** START OF DATA SUPPLIED **
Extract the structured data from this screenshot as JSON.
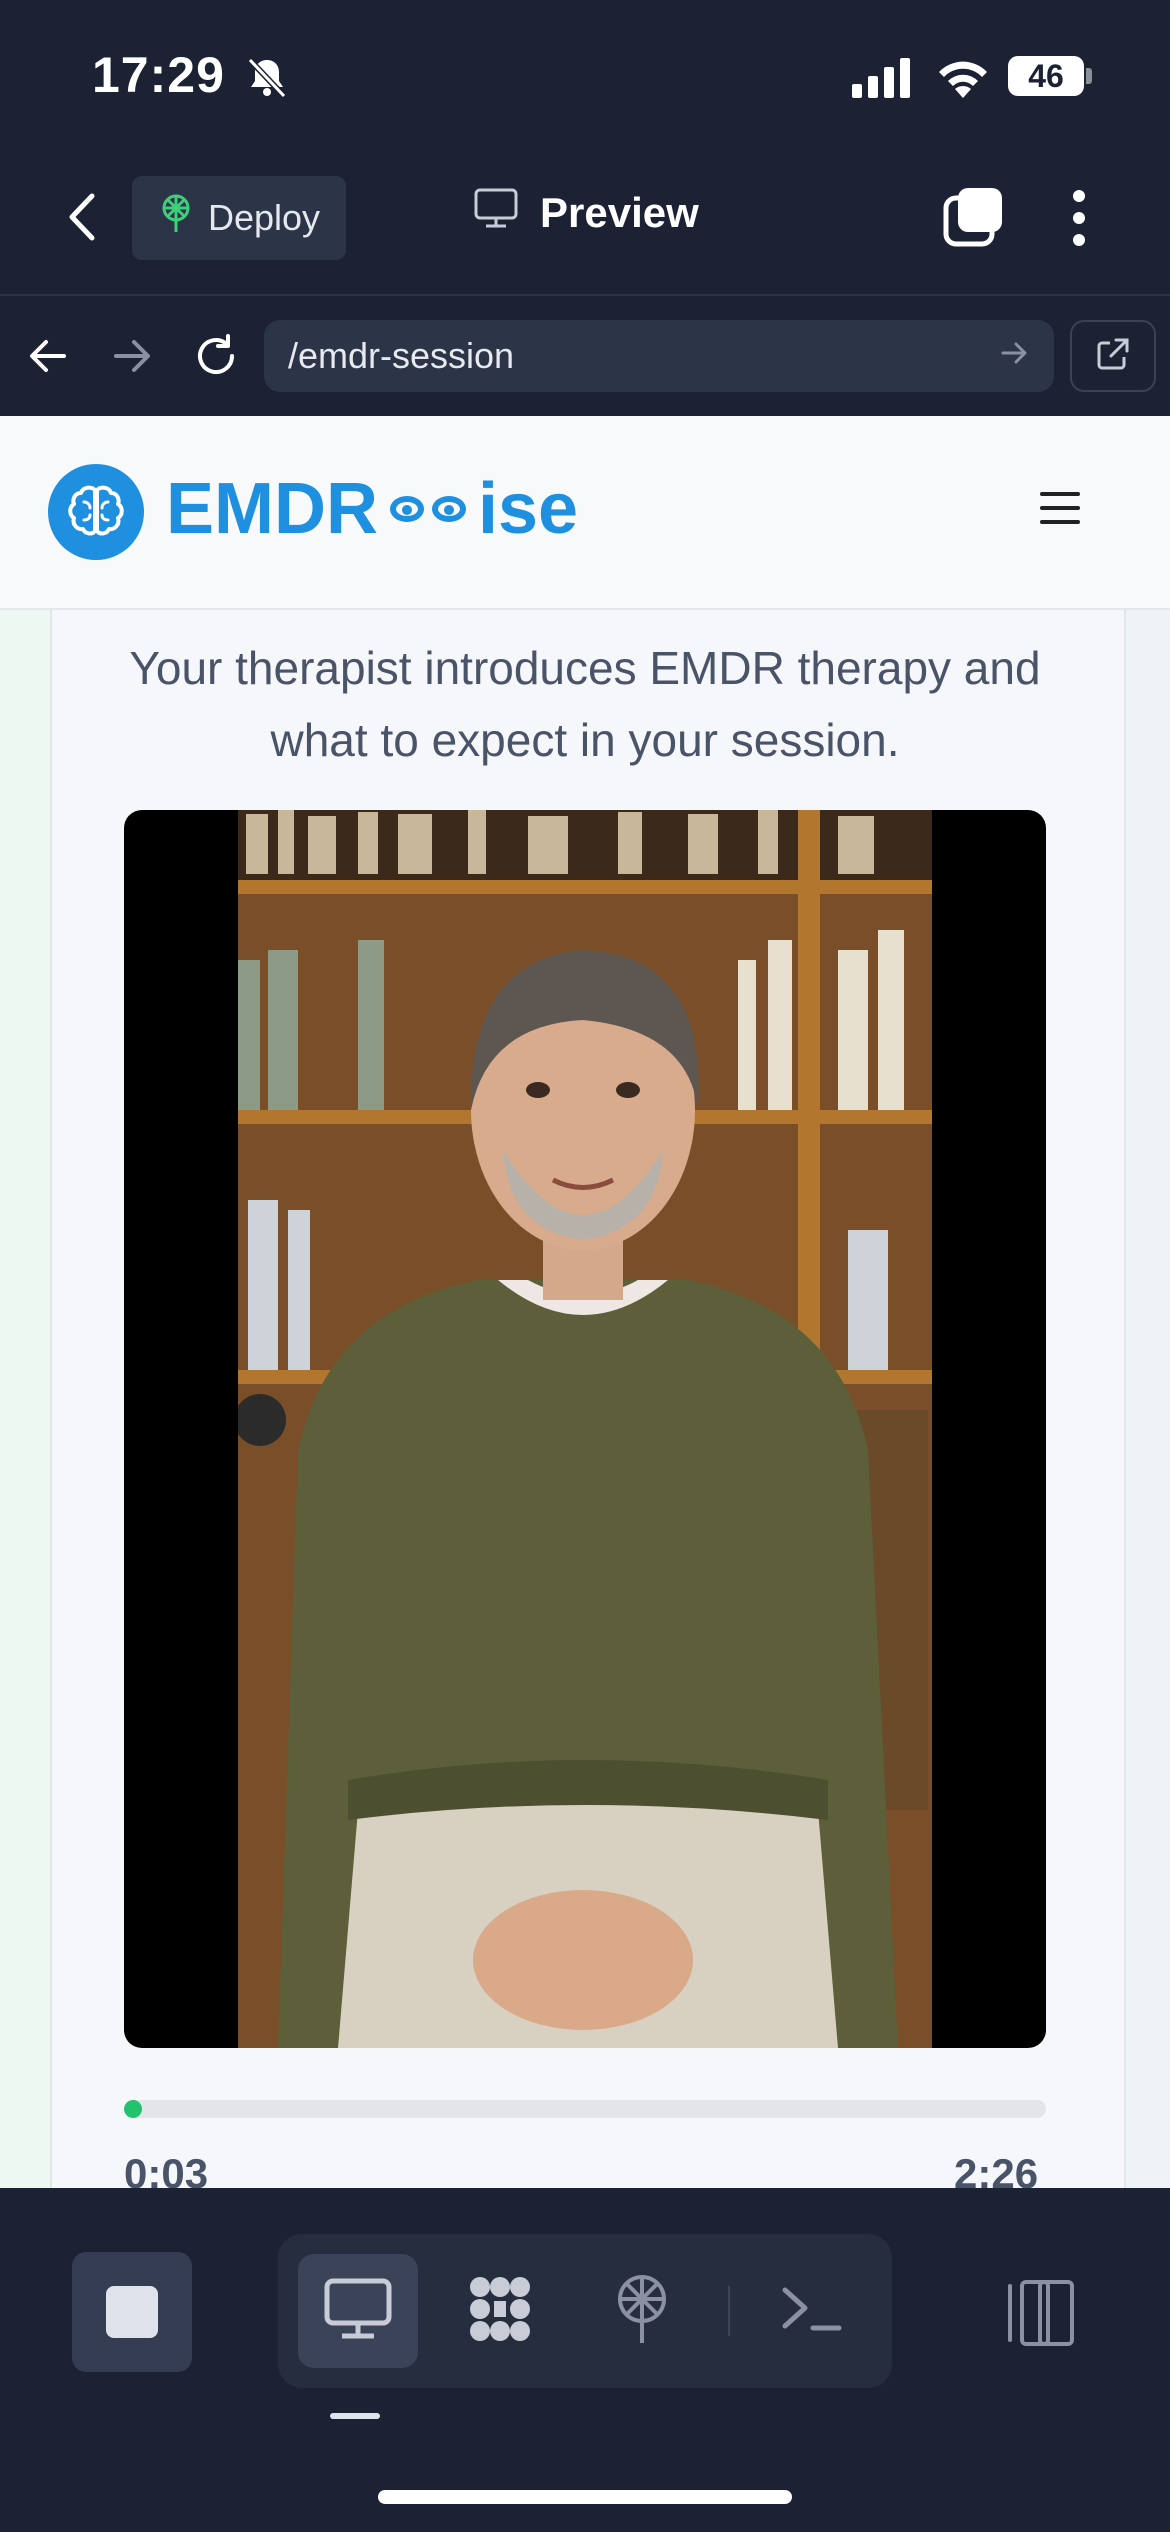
{
  "status_bar": {
    "time": "17:29",
    "battery": "46",
    "icons": [
      "bell-slash-icon",
      "signal-icon",
      "wifi-icon",
      "battery-icon"
    ]
  },
  "nav": {
    "deploy_label": "Deploy",
    "preview_label": "Preview",
    "icons": [
      "back-chevron-icon",
      "deploy-icon",
      "monitor-icon",
      "tabs-icon",
      "more-vertical-icon"
    ]
  },
  "url_bar": {
    "url": "/emdr-session",
    "icons": [
      "back-arrow-icon",
      "forward-arrow-icon",
      "reload-icon",
      "go-arrow-icon",
      "external-link-icon"
    ]
  },
  "app": {
    "brand_prefix": "EMDR",
    "brand_suffix": "ise",
    "intro_text": "Your therapist introduces EMDR therapy and what to expect in your session.",
    "video": {
      "current_time": "0:03",
      "duration": "2:26",
      "progress_fraction": 0.02
    }
  },
  "toolbar": {
    "items": [
      "stop",
      "preview",
      "components",
      "deploy",
      "terminal",
      "panels"
    ],
    "active": "preview"
  },
  "colors": {
    "brand_blue": "#1f8fe0",
    "progress_green": "#22c26f",
    "chrome_dark": "#1c2233"
  }
}
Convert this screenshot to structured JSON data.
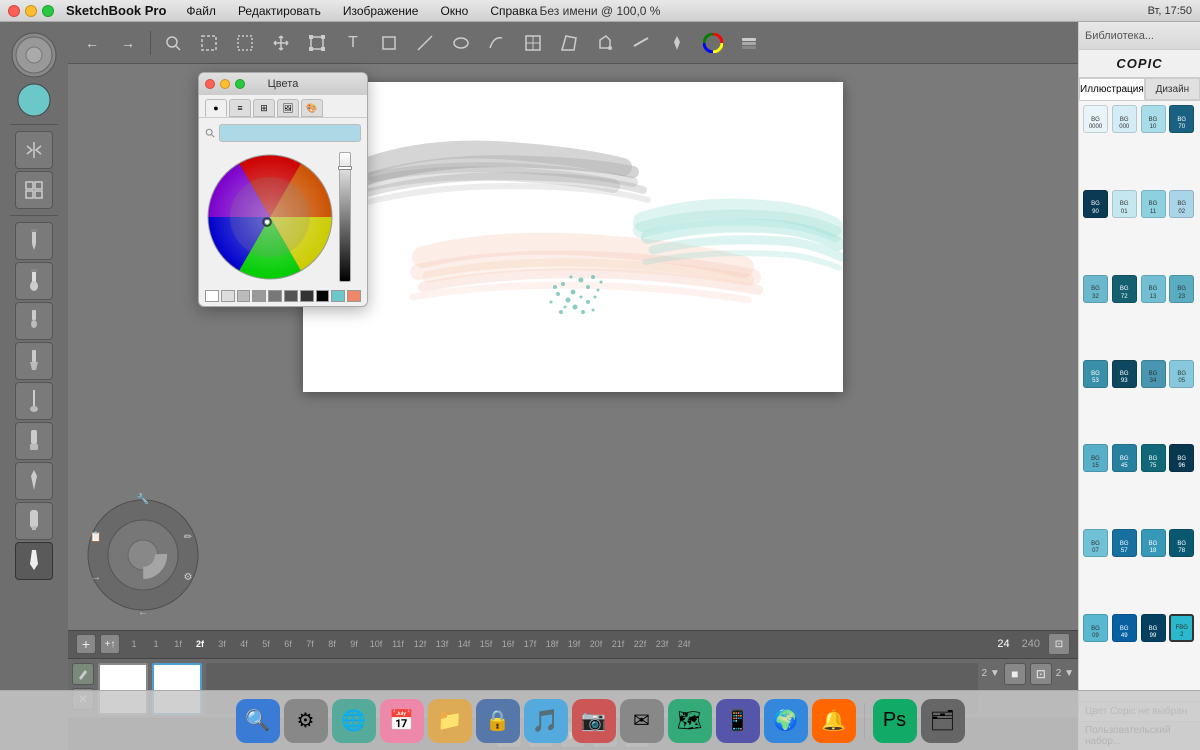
{
  "menubar": {
    "app_name": "SketchBook Pro",
    "title": "Без имени @ 100,0 %",
    "menus": [
      "Файл",
      "Редактировать",
      "Изображение",
      "Окно",
      "Справка"
    ],
    "time": "Вт, 17:50"
  },
  "toolbar": {
    "undo_label": "←",
    "redo_label": "→"
  },
  "color_dialog": {
    "title": "Цвета",
    "search_placeholder": ""
  },
  "right_panel": {
    "header": "Библиотека...",
    "logo": "COPIC",
    "tabs": [
      "Иллюстрация",
      "Дизайн"
    ],
    "no_color": "Цвет Copic не выбран",
    "custom_set": "Пользовательский набор..."
  },
  "timeline": {
    "frame_numbers": [
      "1",
      "1",
      "1f",
      "2f",
      "3f",
      "4f",
      "5f",
      "6f",
      "7f",
      "8f",
      "9f",
      "10f",
      "11f",
      "12f",
      "13f",
      "14f",
      "15f",
      "16f",
      "17f",
      "18f",
      "19f",
      "20f",
      "21f",
      "22f",
      "23f",
      "24f"
    ],
    "end_frame": "240",
    "current": "24"
  },
  "copic_colors": [
    {
      "code": "BG\n0000",
      "color": "#e8f4f8"
    },
    {
      "code": "BG\n000",
      "color": "#d4ecf4"
    },
    {
      "code": "BG\n10",
      "color": "#a8dce8"
    },
    {
      "code": "BG\n70",
      "color": "#1a6080"
    },
    {
      "code": "BG\n90",
      "color": "#0a3a54"
    },
    {
      "code": "BG\n01",
      "color": "#c5e8f0"
    },
    {
      "code": "BG\n11",
      "color": "#8dd0e0"
    },
    {
      "code": "BG\n02",
      "color": "#aad4e8"
    },
    {
      "code": "BG\n32",
      "color": "#6bb8cc"
    },
    {
      "code": "BG\n72",
      "color": "#156070"
    },
    {
      "code": "BG\n13",
      "color": "#72bfd4"
    },
    {
      "code": "BG\n23",
      "color": "#5aacc0"
    },
    {
      "code": "BG\n53",
      "color": "#3a8fa8"
    },
    {
      "code": "BG\n93",
      "color": "#0e4860"
    },
    {
      "code": "BG\n34",
      "color": "#4896b0"
    },
    {
      "code": "BG\n05",
      "color": "#88c8dc"
    },
    {
      "code": "BG\n15",
      "color": "#58b0c8"
    },
    {
      "code": "BG\n45",
      "color": "#2880a0"
    },
    {
      "code": "BG\n75",
      "color": "#106878"
    },
    {
      "code": "BG\n96",
      "color": "#083850"
    },
    {
      "code": "BG\n07",
      "color": "#70c0d8"
    },
    {
      "code": "BG\n57",
      "color": "#1870a0"
    },
    {
      "code": "BG\n18",
      "color": "#3898b8"
    },
    {
      "code": "BG\n78",
      "color": "#0a5870"
    },
    {
      "code": "BG\n09",
      "color": "#58b8d0"
    },
    {
      "code": "BG\n49",
      "color": "#0860a0"
    },
    {
      "code": "BG\n99",
      "color": "#064060"
    },
    {
      "code": "FBG\n2",
      "color": "#2ab8cc",
      "selected": true
    }
  ]
}
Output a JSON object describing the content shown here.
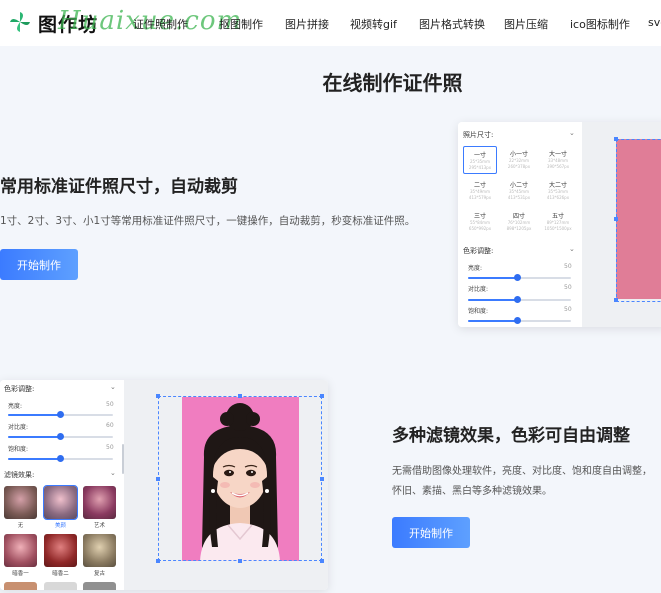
** END OF DATA SUPPLIED **
Write the entries above out in full, exactly, with no images.

Extract the structured data from this screenshot as JSON.
{
  "status_bar": {
    "time": "17:29",
    "battery": "46",
    "icons": [
      "bell-slash-icon",
      "signal-icon",
      "wifi-icon",
      "battery-icon"
    ]
  },
  "nav": {
    "deploy_label": "Deploy",
    "preview_label": "Preview",
    "icons": [
      "back-chevron-icon",
      "deploy-icon",
      "monitor-icon",
      "tabs-icon",
      "more-vertical-icon"
    ]
  },
  "url_bar": {
    "url": "/emdr-session",
    "icons": [
      "back-arrow-icon",
      "forward-arrow-icon",
      "reload-icon",
      "go-arrow-icon",
      "external-link-icon"
    ]
  },
  "app": {
    "brand_prefix": "EMDR",
    "brand_suffix": "ise",
    "intro_text": "Your therapist introduces EMDR therapy and what to expect in your session.",
    "video": {
      "current_time": "0:03",
      "duration": "2:26",
      "progress_fraction": 0.02
    }
  },
  "toolbar": {
    "items": [
      "stop",
      "preview",
      "components",
      "deploy",
      "terminal",
      "panels"
    ],
    "active": "preview"
  },
  "colors": {
    "brand_blue": "#1f8fe0",
    "progress_green": "#22c26f",
    "chrome_dark": "#1c2233"
  }
}
Convert this screenshot to structured JSON data.
{
  "menubar": {
    "app_name": "SketchBook Pro",
    "title": "Без имени @ 100,0 %",
    "menus": [
      "Файл",
      "Редактировать",
      "Изображение",
      "Окно",
      "Справка"
    ],
    "time": "Вт, 17:50"
  },
  "toolbar": {
    "undo_label": "←",
    "redo_label": "→"
  },
  "color_dialog": {
    "title": "Цвета",
    "search_placeholder": ""
  },
  "right_panel": {
    "header": "Библиотека...",
    "logo": "COPIC",
    "tabs": [
      "Иллюстрация",
      "Дизайн"
    ],
    "no_color": "Цвет Copic не выбран",
    "custom_set": "Пользовательский набор..."
  },
  "timeline": {
    "frame_numbers": [
      "1",
      "1",
      "1f",
      "2f",
      "3f",
      "4f",
      "5f",
      "6f",
      "7f",
      "8f",
      "9f",
      "10f",
      "11f",
      "12f",
      "13f",
      "14f",
      "15f",
      "16f",
      "17f",
      "18f",
      "19f",
      "20f",
      "21f",
      "22f",
      "23f",
      "24f"
    ],
    "end_frame": "240",
    "current": "24"
  },
  "copic_colors": [
    {
      "code": "BG\n0000",
      "color": "#e8f4f8"
    },
    {
      "code": "BG\n000",
      "color": "#d4ecf4"
    },
    {
      "code": "BG\n10",
      "color": "#a8dce8"
    },
    {
      "code": "BG\n70",
      "color": "#1a6080"
    },
    {
      "code": "BG\n90",
      "color": "#0a3a54"
    },
    {
      "code": "BG\n01",
      "color": "#c5e8f0"
    },
    {
      "code": "BG\n11",
      "color": "#8dd0e0"
    },
    {
      "code": "BG\n02",
      "color": "#aad4e8"
    },
    {
      "code": "BG\n32",
      "color": "#6bb8cc"
    },
    {
      "code": "BG\n72",
      "color": "#156070"
    },
    {
      "code": "BG\n13",
      "color": "#72bfd4"
    },
    {
      "code": "BG\n23",
      "color": "#5aacc0"
    },
    {
      "code": "BG\n53",
      "color": "#3a8fa8"
    },
    {
      "code": "BG\n93",
      "color": "#0e4860"
    },
    {
      "code": "BG\n34",
      "color": "#4896b0"
    },
    {
      "code": "BG\n05",
      "color": "#88c8dc"
    },
    {
      "code": "BG\n15",
      "color": "#58b0c8"
    },
    {
      "code": "BG\n45",
      "color": "#2880a0"
    },
    {
      "code": "BG\n75",
      "color": "#106878"
    },
    {
      "code": "BG\n96",
      "color": "#083850"
    },
    {
      "code": "BG\n07",
      "color": "#70c0d8"
    },
    {
      "code": "BG\n57",
      "color": "#1870a0"
    },
    {
      "code": "BG\n18",
      "color": "#3898b8"
    },
    {
      "code": "BG\n78",
      "color": "#0a5870"
    },
    {
      "code": "BG\n09",
      "color": "#58b8d0"
    },
    {
      "code": "BG\n49",
      "color": "#0860a0"
    },
    {
      "code": "BG\n99",
      "color": "#064060"
    },
    {
      "code": "FBG\n2",
      "color": "#2ab8cc",
      "selected": true
    }
  ]
}
Output a JSON object describing the content shown here.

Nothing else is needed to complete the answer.